_Set problem_: Copy the data precisely, keeping every character.

_Listed records_:
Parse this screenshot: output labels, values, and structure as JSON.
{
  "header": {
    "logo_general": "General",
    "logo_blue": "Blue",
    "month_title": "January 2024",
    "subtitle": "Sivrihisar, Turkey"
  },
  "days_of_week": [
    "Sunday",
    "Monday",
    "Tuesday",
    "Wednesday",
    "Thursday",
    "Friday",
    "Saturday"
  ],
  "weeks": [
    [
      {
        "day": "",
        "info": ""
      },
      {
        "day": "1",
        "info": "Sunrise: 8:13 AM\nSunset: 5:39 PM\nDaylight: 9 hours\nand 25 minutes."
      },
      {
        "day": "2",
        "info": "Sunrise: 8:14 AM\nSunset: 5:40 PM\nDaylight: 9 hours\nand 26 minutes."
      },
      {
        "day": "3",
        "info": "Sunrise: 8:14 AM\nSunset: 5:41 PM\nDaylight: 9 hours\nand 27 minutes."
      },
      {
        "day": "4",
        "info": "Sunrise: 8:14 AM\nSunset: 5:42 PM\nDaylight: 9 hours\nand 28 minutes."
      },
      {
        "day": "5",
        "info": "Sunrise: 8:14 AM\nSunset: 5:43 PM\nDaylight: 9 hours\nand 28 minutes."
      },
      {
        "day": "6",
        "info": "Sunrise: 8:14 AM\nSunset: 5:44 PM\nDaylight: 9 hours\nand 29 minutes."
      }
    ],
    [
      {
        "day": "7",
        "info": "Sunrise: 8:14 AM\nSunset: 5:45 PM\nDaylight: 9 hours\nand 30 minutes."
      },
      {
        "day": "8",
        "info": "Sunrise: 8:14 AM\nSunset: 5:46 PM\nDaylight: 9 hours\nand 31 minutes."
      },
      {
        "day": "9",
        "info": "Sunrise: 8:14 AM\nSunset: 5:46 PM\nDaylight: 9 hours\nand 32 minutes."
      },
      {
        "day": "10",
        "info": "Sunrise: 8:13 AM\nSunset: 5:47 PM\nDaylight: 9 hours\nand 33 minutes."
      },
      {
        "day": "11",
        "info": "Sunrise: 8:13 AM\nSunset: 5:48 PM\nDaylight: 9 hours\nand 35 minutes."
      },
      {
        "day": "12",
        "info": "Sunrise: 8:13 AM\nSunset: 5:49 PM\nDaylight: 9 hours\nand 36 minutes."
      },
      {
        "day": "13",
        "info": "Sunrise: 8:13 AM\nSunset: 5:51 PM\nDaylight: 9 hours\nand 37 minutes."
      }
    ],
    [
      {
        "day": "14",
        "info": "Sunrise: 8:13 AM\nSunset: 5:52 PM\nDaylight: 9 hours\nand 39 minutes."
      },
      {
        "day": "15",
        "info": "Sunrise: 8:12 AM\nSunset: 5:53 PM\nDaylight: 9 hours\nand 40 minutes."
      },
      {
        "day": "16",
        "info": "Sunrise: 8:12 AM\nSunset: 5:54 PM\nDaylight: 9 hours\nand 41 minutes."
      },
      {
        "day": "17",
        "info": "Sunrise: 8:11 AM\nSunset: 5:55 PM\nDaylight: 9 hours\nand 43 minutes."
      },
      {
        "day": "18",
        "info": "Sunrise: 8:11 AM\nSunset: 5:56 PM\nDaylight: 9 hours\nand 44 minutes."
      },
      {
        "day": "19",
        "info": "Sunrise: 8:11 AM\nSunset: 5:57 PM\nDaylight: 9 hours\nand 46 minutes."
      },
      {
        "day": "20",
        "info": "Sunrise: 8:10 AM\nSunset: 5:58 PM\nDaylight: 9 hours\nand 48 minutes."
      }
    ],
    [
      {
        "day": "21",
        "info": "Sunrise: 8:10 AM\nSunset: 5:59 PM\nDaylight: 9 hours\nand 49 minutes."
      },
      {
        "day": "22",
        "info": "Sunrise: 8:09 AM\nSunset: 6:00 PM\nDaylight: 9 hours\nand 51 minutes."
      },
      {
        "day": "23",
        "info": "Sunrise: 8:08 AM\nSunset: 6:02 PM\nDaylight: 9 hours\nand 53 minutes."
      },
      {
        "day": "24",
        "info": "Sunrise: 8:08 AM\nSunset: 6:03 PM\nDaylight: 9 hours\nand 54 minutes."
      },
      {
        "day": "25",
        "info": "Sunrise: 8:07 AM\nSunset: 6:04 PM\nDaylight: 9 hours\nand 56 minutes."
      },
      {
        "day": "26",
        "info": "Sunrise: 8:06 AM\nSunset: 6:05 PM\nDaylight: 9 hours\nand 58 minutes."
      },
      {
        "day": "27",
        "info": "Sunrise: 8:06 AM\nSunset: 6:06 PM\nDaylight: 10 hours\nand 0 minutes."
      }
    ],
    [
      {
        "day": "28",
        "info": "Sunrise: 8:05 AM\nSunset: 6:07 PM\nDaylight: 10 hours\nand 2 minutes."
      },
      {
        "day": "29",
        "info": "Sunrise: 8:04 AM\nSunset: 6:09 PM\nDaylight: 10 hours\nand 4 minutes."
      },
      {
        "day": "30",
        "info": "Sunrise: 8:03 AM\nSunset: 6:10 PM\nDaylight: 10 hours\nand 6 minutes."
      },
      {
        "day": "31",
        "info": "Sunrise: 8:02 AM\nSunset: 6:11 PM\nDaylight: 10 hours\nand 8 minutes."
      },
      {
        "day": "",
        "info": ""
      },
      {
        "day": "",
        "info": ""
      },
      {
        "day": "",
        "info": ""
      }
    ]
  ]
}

_Written answer_:
Parse this screenshot: output labels, values, and structure as JSON.
{
  "header": {
    "logo_general": "General",
    "logo_blue": "Blue",
    "month_title": "January 2024",
    "subtitle": "Sivrihisar, Turkey"
  },
  "days_of_week": [
    "Sunday",
    "Monday",
    "Tuesday",
    "Wednesday",
    "Thursday",
    "Friday",
    "Saturday"
  ],
  "weeks": [
    [
      {
        "day": "",
        "info": ""
      },
      {
        "day": "1",
        "info": "Sunrise: 8:13 AM\nSunset: 5:39 PM\nDaylight: 9 hours\nand 25 minutes."
      },
      {
        "day": "2",
        "info": "Sunrise: 8:14 AM\nSunset: 5:40 PM\nDaylight: 9 hours\nand 26 minutes."
      },
      {
        "day": "3",
        "info": "Sunrise: 8:14 AM\nSunset: 5:41 PM\nDaylight: 9 hours\nand 27 minutes."
      },
      {
        "day": "4",
        "info": "Sunrise: 8:14 AM\nSunset: 5:42 PM\nDaylight: 9 hours\nand 28 minutes."
      },
      {
        "day": "5",
        "info": "Sunrise: 8:14 AM\nSunset: 5:43 PM\nDaylight: 9 hours\nand 28 minutes."
      },
      {
        "day": "6",
        "info": "Sunrise: 8:14 AM\nSunset: 5:44 PM\nDaylight: 9 hours\nand 29 minutes."
      }
    ],
    [
      {
        "day": "7",
        "info": "Sunrise: 8:14 AM\nSunset: 5:45 PM\nDaylight: 9 hours\nand 30 minutes."
      },
      {
        "day": "8",
        "info": "Sunrise: 8:14 AM\nSunset: 5:46 PM\nDaylight: 9 hours\nand 31 minutes."
      },
      {
        "day": "9",
        "info": "Sunrise: 8:14 AM\nSunset: 5:46 PM\nDaylight: 9 hours\nand 32 minutes."
      },
      {
        "day": "10",
        "info": "Sunrise: 8:13 AM\nSunset: 5:47 PM\nDaylight: 9 hours\nand 33 minutes."
      },
      {
        "day": "11",
        "info": "Sunrise: 8:13 AM\nSunset: 5:48 PM\nDaylight: 9 hours\nand 35 minutes."
      },
      {
        "day": "12",
        "info": "Sunrise: 8:13 AM\nSunset: 5:49 PM\nDaylight: 9 hours\nand 36 minutes."
      },
      {
        "day": "13",
        "info": "Sunrise: 8:13 AM\nSunset: 5:51 PM\nDaylight: 9 hours\nand 37 minutes."
      }
    ],
    [
      {
        "day": "14",
        "info": "Sunrise: 8:13 AM\nSunset: 5:52 PM\nDaylight: 9 hours\nand 39 minutes."
      },
      {
        "day": "15",
        "info": "Sunrise: 8:12 AM\nSunset: 5:53 PM\nDaylight: 9 hours\nand 40 minutes."
      },
      {
        "day": "16",
        "info": "Sunrise: 8:12 AM\nSunset: 5:54 PM\nDaylight: 9 hours\nand 41 minutes."
      },
      {
        "day": "17",
        "info": "Sunrise: 8:11 AM\nSunset: 5:55 PM\nDaylight: 9 hours\nand 43 minutes."
      },
      {
        "day": "18",
        "info": "Sunrise: 8:11 AM\nSunset: 5:56 PM\nDaylight: 9 hours\nand 44 minutes."
      },
      {
        "day": "19",
        "info": "Sunrise: 8:11 AM\nSunset: 5:57 PM\nDaylight: 9 hours\nand 46 minutes."
      },
      {
        "day": "20",
        "info": "Sunrise: 8:10 AM\nSunset: 5:58 PM\nDaylight: 9 hours\nand 48 minutes."
      }
    ],
    [
      {
        "day": "21",
        "info": "Sunrise: 8:10 AM\nSunset: 5:59 PM\nDaylight: 9 hours\nand 49 minutes."
      },
      {
        "day": "22",
        "info": "Sunrise: 8:09 AM\nSunset: 6:00 PM\nDaylight: 9 hours\nand 51 minutes."
      },
      {
        "day": "23",
        "info": "Sunrise: 8:08 AM\nSunset: 6:02 PM\nDaylight: 9 hours\nand 53 minutes."
      },
      {
        "day": "24",
        "info": "Sunrise: 8:08 AM\nSunset: 6:03 PM\nDaylight: 9 hours\nand 54 minutes."
      },
      {
        "day": "25",
        "info": "Sunrise: 8:07 AM\nSunset: 6:04 PM\nDaylight: 9 hours\nand 56 minutes."
      },
      {
        "day": "26",
        "info": "Sunrise: 8:06 AM\nSunset: 6:05 PM\nDaylight: 9 hours\nand 58 minutes."
      },
      {
        "day": "27",
        "info": "Sunrise: 8:06 AM\nSunset: 6:06 PM\nDaylight: 10 hours\nand 0 minutes."
      }
    ],
    [
      {
        "day": "28",
        "info": "Sunrise: 8:05 AM\nSunset: 6:07 PM\nDaylight: 10 hours\nand 2 minutes."
      },
      {
        "day": "29",
        "info": "Sunrise: 8:04 AM\nSunset: 6:09 PM\nDaylight: 10 hours\nand 4 minutes."
      },
      {
        "day": "30",
        "info": "Sunrise: 8:03 AM\nSunset: 6:10 PM\nDaylight: 10 hours\nand 6 minutes."
      },
      {
        "day": "31",
        "info": "Sunrise: 8:02 AM\nSunset: 6:11 PM\nDaylight: 10 hours\nand 8 minutes."
      },
      {
        "day": "",
        "info": ""
      },
      {
        "day": "",
        "info": ""
      },
      {
        "day": "",
        "info": ""
      }
    ]
  ]
}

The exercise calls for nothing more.